§ Written request
Print the records again, character for character.

★ ★ ★ ★ ★

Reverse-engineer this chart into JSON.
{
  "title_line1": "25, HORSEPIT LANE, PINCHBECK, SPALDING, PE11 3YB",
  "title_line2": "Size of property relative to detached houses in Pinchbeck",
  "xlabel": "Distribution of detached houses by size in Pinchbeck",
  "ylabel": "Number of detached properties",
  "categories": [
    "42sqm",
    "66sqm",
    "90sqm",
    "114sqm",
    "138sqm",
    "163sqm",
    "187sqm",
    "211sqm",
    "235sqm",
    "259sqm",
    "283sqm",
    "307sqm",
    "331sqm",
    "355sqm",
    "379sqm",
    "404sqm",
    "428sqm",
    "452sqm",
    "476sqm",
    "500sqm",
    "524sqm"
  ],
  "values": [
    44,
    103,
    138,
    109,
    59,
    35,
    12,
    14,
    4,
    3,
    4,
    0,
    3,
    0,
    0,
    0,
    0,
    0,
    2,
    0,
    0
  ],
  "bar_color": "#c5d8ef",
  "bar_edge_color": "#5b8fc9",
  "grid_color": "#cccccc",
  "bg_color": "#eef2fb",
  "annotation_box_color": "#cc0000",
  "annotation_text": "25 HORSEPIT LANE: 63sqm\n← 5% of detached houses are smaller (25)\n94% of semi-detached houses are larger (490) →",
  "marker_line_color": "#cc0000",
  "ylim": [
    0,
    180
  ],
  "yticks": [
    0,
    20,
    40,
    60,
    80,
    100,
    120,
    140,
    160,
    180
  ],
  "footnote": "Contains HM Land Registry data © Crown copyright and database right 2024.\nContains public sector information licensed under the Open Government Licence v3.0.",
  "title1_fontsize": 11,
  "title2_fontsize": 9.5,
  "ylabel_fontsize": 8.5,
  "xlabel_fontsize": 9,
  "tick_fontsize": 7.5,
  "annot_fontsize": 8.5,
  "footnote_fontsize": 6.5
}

★ ★ ★ ★ ★

§ Written solution
Reverse-engineer this chart into JSON.
{
  "title_line1": "25, HORSEPIT LANE, PINCHBECK, SPALDING, PE11 3YB",
  "title_line2": "Size of property relative to detached houses in Pinchbeck",
  "xlabel": "Distribution of detached houses by size in Pinchbeck",
  "ylabel": "Number of detached properties",
  "categories": [
    "42sqm",
    "66sqm",
    "90sqm",
    "114sqm",
    "138sqm",
    "163sqm",
    "187sqm",
    "211sqm",
    "235sqm",
    "259sqm",
    "283sqm",
    "307sqm",
    "331sqm",
    "355sqm",
    "379sqm",
    "404sqm",
    "428sqm",
    "452sqm",
    "476sqm",
    "500sqm",
    "524sqm"
  ],
  "values": [
    44,
    103,
    138,
    109,
    59,
    35,
    12,
    14,
    4,
    3,
    4,
    0,
    3,
    0,
    0,
    0,
    0,
    0,
    2,
    0,
    0
  ],
  "bar_color": "#c5d8ef",
  "bar_edge_color": "#5b8fc9",
  "grid_color": "#cccccc",
  "bg_color": "#eef2fb",
  "annotation_box_color": "#cc0000",
  "annotation_text": "25 HORSEPIT LANE: 63sqm\n← 5% of detached houses are smaller (25)\n94% of semi-detached houses are larger (490) →",
  "marker_line_color": "#cc0000",
  "ylim": [
    0,
    180
  ],
  "yticks": [
    0,
    20,
    40,
    60,
    80,
    100,
    120,
    140,
    160,
    180
  ],
  "footnote": "Contains HM Land Registry data © Crown copyright and database right 2024.\nContains public sector information licensed under the Open Government Licence v3.0.",
  "title1_fontsize": 11,
  "title2_fontsize": 9.5,
  "ylabel_fontsize": 8.5,
  "xlabel_fontsize": 9,
  "tick_fontsize": 7.5,
  "annot_fontsize": 8.5,
  "footnote_fontsize": 6.5
}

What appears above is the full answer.